*Problem statement*: Collect from the data below each line with "Королева".

*Material provided*:

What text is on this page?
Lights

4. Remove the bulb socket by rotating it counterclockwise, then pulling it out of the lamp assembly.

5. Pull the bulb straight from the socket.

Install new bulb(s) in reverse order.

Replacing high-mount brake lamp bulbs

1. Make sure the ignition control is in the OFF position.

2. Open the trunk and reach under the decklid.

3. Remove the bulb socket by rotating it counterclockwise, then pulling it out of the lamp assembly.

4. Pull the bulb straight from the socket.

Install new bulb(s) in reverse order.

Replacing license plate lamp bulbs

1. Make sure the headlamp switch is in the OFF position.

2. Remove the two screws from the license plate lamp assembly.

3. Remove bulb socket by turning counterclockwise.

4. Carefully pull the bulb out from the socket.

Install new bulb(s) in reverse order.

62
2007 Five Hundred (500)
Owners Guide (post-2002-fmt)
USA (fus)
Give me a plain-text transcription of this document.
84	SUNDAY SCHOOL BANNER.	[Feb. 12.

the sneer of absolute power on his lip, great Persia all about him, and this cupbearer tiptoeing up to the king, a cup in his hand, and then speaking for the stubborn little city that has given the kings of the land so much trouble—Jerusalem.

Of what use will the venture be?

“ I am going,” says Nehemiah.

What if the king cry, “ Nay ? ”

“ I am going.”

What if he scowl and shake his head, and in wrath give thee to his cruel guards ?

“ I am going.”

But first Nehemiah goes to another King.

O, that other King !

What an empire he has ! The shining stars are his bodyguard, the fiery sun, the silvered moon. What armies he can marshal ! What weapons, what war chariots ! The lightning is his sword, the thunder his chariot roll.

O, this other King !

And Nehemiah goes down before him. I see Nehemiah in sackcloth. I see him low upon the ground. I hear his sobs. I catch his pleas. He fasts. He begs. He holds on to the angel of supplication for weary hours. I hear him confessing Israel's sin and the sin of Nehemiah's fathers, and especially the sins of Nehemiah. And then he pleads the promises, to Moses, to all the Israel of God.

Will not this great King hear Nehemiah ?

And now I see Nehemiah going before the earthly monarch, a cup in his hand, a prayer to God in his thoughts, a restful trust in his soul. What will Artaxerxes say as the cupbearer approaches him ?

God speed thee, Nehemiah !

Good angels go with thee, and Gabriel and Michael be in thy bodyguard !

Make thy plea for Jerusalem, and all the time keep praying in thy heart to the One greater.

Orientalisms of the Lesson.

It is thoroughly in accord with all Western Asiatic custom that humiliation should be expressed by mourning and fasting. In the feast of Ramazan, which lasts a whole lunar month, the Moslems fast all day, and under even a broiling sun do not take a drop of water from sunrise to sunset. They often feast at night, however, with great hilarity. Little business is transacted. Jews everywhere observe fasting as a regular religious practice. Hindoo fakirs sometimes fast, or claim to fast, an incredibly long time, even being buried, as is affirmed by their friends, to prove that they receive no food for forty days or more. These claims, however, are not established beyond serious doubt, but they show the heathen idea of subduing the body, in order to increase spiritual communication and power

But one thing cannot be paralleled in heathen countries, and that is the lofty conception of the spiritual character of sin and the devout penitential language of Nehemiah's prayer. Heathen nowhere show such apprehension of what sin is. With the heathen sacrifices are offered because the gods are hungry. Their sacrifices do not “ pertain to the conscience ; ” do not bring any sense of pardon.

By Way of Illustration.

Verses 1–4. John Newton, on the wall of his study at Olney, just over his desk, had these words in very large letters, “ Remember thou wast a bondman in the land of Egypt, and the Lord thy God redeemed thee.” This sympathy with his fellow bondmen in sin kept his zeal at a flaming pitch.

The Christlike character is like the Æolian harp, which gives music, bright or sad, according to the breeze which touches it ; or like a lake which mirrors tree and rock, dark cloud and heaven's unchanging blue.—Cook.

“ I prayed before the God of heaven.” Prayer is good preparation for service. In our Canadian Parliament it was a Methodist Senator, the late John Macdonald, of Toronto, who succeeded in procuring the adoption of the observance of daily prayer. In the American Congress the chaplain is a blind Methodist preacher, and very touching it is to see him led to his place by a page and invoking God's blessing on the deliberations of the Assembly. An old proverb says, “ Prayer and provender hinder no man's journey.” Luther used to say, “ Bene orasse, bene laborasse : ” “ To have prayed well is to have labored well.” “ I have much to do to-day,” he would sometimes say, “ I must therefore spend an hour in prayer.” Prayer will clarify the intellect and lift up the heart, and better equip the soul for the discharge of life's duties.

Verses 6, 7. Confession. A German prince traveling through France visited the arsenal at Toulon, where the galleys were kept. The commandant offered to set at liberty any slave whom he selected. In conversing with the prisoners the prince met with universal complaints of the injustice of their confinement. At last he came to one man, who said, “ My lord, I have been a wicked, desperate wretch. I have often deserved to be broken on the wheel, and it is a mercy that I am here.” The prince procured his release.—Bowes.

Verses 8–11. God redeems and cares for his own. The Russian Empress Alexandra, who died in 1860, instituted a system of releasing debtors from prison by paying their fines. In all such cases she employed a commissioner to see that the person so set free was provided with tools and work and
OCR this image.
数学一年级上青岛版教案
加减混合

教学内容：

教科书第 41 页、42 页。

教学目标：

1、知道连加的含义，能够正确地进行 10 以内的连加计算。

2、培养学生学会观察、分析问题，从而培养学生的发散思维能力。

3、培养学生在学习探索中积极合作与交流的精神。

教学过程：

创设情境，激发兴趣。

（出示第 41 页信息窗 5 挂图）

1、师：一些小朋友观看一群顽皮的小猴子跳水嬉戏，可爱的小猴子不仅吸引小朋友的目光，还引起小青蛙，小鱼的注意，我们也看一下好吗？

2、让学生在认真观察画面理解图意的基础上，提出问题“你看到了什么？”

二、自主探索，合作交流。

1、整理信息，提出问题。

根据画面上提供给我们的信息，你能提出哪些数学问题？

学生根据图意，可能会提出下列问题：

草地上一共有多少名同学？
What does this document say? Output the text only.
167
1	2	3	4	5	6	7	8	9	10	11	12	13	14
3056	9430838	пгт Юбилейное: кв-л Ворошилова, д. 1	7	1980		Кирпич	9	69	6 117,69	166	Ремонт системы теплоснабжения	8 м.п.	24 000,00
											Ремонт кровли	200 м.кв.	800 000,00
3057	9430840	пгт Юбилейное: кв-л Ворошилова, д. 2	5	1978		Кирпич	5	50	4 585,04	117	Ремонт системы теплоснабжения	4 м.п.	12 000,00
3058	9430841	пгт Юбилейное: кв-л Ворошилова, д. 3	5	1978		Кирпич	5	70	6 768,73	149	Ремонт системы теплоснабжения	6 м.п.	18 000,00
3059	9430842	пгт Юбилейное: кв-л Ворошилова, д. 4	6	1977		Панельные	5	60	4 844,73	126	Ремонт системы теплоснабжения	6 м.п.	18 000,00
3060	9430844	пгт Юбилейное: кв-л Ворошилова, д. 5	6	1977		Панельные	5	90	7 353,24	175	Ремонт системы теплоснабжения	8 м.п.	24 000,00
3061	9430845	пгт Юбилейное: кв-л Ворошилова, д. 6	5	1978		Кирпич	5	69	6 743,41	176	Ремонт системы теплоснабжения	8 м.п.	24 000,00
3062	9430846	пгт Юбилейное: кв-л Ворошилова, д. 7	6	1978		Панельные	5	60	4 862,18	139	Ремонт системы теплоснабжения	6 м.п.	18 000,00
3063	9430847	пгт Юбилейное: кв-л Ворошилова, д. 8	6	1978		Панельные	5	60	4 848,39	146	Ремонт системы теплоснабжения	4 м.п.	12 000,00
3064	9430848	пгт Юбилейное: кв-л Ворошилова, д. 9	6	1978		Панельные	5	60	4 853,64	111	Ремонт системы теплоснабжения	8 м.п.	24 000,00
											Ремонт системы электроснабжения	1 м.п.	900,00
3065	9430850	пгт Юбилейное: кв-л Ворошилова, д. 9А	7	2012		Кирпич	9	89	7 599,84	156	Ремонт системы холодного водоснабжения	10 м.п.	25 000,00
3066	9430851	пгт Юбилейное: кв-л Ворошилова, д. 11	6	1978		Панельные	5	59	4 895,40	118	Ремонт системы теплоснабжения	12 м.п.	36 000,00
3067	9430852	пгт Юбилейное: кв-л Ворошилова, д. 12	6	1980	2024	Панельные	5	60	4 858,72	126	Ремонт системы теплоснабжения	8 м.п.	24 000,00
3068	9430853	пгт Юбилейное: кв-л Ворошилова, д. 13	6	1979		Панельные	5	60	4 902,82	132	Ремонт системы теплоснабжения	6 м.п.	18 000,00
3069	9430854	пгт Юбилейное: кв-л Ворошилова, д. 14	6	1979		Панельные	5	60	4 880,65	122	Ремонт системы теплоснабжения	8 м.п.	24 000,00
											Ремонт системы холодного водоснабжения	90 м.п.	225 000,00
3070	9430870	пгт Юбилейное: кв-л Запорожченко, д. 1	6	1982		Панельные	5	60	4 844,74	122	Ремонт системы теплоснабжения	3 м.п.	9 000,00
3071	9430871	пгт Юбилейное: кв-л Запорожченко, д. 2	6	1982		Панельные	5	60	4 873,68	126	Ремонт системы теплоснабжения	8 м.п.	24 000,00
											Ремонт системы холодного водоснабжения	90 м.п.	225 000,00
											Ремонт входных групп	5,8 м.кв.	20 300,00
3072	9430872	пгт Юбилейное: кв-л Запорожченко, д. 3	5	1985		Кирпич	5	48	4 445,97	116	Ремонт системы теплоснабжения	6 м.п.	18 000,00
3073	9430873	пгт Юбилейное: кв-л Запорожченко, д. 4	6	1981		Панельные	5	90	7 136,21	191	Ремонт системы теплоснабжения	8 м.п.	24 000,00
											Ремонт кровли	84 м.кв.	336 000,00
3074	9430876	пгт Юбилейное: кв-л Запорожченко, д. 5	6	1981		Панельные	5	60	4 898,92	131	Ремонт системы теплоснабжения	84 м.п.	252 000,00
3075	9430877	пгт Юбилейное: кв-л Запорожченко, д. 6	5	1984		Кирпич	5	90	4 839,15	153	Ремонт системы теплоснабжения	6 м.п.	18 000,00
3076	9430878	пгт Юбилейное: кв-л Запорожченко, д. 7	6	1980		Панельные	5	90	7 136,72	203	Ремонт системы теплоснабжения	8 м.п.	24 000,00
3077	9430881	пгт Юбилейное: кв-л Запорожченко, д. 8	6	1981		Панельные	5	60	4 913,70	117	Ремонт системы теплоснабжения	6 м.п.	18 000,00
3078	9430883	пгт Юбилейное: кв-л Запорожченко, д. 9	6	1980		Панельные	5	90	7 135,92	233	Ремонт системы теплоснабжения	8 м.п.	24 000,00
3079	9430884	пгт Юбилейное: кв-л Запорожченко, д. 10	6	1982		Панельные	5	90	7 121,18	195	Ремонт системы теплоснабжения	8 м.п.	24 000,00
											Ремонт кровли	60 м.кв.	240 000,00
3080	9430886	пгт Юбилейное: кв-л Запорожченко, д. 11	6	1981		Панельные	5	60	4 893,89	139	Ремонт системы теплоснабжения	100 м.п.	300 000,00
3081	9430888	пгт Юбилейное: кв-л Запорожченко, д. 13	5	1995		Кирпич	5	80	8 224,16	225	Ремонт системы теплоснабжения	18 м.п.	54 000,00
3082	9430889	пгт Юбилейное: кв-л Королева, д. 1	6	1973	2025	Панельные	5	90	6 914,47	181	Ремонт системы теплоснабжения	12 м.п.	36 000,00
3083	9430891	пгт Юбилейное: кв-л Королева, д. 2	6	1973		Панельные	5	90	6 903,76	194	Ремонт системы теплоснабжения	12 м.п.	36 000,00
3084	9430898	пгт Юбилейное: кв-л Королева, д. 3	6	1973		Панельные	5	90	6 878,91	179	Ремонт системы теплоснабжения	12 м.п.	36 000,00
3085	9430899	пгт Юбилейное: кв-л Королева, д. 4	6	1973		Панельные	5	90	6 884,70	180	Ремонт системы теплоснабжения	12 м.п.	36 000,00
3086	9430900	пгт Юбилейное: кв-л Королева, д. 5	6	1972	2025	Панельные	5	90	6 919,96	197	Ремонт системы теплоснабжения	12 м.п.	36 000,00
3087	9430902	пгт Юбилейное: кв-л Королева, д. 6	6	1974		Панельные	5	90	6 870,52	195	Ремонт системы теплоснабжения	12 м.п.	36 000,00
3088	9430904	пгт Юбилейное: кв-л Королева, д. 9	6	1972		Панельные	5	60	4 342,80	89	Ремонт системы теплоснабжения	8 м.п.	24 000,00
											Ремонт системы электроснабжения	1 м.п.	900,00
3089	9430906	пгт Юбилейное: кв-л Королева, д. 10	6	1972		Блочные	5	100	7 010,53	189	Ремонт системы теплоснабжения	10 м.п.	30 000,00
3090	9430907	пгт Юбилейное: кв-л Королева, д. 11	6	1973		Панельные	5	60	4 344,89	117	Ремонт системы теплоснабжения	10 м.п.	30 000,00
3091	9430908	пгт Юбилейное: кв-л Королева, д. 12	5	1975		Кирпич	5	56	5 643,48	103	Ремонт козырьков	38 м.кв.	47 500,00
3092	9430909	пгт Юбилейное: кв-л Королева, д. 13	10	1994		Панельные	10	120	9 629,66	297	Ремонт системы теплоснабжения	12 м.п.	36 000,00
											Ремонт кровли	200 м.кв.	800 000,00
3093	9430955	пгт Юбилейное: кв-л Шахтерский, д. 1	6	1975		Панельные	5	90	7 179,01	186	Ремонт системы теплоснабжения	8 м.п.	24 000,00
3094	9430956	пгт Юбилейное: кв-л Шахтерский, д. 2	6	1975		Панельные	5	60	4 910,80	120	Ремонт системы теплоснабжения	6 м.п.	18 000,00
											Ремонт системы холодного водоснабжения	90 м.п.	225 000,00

*Exercise answer*:
3082	9430889	пгт Юбилейное: кв-л Королева, д. 1	6	1973	2025	Панельные	5	90	6 914,47	181	Ремонт системы теплоснабжения	12 м.п.	36 000,00
3083	9430891	пгт Юбилейное: кв-л Королева, д. 2	6	1973		Панельные	5	90	6 903,76	194	Ремонт системы теплоснабжения	12 м.п.	36 000,00
3084	9430898	пгт Юбилейное: кв-л Королева, д. 3	6	1973		Панельные	5	90	6 878,91	179	Ремонт системы теплоснабжения	12 м.п.	36 000,00
3085	9430899	пгт Юбилейное: кв-л Королева, д. 4	6	1973		Панельные	5	90	6 884,70	180	Ремонт системы теплоснабжения	12 м.п.	36 000,00
3086	9430900	пгт Юбилейное: кв-л Королева, д. 5	6	1972	2025	Панельные	5	90	6 919,96	197	Ремонт системы теплоснабжения	12 м.п.	36 000,00
3087	9430902	пгт Юбилейное: кв-л Королева, д. 6	6	1974		Панельные	5	90	6 870,52	195	Ремонт системы теплоснабжения	12 м.п.	36 000,00
3088	9430904	пгт Юбилейное: кв-л Королева, д. 9	6	1972		Панельные	5	60	4 342,80	89	Ремонт системы теплоснабжения	8 м.п.	24 000,00
3089	9430906	пгт Юбилейное: кв-л Королева, д. 10	6	1972		Блочные	5	100	7 010,53	189	Ремонт системы теплоснабжения	10 м.п.	30 000,00
3090	9430907	пгт Юбилейное: кв-л Королева, д. 11	6	1973		Панельные	5	60	4 344,89	117	Ремонт системы теплоснабжения	10 м.п.	30 000,00
3091	9430908	пгт Юбилейное: кв-л Королева, д. 12	5	1975		Кирпич	5	56	5 643,48	103	Ремонт козырьков	38 м.кв.	47 500,00
3092	9430909	пгт Юбилейное: кв-л Королева, д. 13	10	1994		Панельные	10	120	9 629,66	297	Ремонт системы теплоснабжения	12 м.п.	36 000,00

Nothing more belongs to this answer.